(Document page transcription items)
──────────
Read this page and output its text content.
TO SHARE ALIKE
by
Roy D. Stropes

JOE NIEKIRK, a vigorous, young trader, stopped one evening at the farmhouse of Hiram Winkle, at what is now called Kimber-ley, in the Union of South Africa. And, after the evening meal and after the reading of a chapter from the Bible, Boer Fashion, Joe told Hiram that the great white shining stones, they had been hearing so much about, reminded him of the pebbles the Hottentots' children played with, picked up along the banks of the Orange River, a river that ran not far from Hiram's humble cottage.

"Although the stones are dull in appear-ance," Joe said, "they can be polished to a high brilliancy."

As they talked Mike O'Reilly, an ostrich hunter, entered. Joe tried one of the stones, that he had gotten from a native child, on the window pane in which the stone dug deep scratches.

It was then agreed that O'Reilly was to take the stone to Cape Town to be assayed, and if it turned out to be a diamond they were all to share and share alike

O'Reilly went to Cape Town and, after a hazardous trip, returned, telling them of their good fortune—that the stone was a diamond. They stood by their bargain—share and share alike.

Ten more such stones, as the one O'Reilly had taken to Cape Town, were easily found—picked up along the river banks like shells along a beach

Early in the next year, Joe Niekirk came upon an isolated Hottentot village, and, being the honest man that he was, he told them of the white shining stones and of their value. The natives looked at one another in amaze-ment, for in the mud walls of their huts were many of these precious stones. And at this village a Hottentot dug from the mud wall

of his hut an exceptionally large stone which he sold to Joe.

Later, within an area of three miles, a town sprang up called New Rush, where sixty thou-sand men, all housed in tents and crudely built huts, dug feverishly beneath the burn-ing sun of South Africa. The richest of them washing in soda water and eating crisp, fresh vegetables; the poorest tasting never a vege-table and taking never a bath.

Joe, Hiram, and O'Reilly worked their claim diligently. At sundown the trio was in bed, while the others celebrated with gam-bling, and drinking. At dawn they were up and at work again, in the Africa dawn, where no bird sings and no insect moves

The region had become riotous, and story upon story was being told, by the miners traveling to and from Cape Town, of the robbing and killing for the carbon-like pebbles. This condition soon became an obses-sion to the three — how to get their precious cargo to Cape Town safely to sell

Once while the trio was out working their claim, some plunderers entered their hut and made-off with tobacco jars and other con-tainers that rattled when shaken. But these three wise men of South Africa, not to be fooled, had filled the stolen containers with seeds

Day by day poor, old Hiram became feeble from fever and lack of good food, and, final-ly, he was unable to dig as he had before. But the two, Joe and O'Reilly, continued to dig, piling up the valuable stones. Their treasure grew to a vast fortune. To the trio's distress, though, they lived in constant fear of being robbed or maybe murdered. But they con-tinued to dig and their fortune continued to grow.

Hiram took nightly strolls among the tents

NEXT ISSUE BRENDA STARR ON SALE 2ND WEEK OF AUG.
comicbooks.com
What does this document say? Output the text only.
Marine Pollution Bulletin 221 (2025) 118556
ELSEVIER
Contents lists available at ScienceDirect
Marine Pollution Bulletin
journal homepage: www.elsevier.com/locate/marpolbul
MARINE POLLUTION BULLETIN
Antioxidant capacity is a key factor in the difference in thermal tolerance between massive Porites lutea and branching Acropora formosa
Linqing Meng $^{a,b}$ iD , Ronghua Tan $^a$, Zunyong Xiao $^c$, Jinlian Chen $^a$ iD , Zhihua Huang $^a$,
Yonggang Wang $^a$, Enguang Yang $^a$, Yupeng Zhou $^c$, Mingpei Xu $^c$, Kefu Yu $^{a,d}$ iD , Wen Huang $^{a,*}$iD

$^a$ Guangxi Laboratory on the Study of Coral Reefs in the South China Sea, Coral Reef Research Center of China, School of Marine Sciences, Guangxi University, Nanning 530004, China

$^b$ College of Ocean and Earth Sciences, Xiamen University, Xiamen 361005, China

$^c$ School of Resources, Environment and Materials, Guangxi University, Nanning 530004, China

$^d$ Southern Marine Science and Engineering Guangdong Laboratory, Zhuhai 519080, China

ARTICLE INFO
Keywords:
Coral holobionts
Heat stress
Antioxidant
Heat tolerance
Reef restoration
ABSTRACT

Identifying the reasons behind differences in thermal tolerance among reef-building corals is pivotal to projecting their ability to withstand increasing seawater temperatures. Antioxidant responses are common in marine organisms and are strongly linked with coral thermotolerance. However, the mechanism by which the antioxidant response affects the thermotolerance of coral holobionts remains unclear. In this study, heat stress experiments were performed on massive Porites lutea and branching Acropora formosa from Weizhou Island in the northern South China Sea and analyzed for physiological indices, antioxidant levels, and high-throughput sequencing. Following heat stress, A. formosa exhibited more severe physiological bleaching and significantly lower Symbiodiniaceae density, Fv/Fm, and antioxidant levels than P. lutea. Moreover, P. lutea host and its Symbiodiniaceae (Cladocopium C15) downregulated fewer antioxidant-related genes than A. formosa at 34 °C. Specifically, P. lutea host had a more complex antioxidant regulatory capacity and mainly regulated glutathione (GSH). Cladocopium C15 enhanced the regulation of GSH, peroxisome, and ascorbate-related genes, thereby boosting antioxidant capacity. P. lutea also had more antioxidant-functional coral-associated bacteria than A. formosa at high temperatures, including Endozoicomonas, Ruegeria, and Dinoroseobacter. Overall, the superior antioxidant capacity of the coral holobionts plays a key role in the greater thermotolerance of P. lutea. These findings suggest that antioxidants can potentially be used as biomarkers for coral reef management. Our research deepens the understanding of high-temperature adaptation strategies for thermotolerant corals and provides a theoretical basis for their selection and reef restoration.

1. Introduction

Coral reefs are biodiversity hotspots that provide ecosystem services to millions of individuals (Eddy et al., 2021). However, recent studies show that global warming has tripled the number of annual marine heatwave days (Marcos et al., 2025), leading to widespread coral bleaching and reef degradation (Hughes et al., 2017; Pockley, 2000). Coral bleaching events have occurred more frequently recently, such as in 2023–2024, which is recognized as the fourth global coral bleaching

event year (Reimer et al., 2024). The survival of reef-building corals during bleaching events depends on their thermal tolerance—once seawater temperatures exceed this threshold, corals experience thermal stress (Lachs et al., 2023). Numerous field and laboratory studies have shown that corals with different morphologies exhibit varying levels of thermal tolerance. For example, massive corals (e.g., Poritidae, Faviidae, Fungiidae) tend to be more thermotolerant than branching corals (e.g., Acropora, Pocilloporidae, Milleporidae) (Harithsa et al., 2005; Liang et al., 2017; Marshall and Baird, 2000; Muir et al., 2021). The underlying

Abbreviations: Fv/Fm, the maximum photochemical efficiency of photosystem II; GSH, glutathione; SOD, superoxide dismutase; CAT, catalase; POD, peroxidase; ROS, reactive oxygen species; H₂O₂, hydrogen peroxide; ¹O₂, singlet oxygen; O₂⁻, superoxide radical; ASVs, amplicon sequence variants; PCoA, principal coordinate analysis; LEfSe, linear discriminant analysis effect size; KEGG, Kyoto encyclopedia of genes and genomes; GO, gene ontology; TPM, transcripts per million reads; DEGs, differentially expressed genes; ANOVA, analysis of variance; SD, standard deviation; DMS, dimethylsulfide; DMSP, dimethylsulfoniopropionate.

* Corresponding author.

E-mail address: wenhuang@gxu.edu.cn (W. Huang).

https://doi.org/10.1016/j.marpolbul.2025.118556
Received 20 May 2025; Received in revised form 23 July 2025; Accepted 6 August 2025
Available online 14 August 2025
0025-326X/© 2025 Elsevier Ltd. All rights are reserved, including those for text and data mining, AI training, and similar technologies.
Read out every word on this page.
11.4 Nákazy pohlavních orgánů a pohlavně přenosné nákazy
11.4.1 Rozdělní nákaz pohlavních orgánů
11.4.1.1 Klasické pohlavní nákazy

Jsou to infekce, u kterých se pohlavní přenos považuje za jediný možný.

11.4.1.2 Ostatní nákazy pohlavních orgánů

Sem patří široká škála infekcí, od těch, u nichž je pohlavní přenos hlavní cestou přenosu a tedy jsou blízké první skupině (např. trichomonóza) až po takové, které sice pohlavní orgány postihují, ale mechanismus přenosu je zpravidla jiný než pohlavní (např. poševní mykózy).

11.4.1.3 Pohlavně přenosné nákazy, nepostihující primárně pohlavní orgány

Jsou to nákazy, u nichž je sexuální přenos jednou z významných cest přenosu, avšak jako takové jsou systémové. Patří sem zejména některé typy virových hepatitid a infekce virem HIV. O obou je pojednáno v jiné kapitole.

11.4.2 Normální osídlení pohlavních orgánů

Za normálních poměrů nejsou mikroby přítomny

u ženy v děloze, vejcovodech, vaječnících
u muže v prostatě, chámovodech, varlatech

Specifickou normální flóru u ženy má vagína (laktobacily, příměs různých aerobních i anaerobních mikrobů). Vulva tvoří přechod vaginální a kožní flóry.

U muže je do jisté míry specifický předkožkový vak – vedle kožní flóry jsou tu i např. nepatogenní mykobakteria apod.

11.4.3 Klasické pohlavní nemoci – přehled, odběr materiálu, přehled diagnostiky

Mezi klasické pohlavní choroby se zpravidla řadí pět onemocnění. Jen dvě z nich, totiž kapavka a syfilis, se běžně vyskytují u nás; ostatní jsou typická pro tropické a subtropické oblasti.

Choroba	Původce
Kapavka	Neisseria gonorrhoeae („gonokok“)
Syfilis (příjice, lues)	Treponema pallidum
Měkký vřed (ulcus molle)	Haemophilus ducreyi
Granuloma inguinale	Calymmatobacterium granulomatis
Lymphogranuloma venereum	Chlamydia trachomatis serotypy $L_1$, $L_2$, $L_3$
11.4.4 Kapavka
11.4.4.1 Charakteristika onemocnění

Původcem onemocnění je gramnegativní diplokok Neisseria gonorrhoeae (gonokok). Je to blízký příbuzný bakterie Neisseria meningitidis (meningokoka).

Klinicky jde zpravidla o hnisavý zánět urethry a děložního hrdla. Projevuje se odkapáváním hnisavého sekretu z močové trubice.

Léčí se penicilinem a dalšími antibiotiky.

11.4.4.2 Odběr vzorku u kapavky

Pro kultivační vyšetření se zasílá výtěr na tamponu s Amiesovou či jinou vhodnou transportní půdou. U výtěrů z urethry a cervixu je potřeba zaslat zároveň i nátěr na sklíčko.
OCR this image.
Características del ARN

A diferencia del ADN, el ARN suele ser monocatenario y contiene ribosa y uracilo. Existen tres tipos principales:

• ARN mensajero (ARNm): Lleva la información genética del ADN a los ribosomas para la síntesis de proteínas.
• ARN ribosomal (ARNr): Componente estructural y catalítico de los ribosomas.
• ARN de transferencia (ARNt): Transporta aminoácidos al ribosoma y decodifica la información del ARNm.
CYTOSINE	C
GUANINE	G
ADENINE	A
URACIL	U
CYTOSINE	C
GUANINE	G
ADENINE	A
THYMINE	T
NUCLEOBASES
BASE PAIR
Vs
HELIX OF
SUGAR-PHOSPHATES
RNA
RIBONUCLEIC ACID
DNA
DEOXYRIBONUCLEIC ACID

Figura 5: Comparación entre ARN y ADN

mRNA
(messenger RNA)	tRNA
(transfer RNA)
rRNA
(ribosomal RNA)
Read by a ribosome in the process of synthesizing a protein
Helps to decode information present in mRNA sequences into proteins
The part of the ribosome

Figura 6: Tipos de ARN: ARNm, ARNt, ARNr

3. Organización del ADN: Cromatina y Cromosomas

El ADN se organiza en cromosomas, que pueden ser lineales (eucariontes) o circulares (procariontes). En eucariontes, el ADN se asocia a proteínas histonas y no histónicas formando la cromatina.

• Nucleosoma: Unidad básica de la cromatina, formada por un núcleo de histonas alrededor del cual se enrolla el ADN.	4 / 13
──────────
* **EXERCISE**
Where a line above contains the word "Neisseria", copy that line.

* **ANSWER TO THIS EXERCISE**
Kapavka	Neisseria gonorrhoeae („gonokok“)
Původcem onemocnění je gramnegativní diplokok Neisseria gonorrhoeae (gonokok). Je to blízký příbuzný bakterie Neisseria meningitidis (meningokoka).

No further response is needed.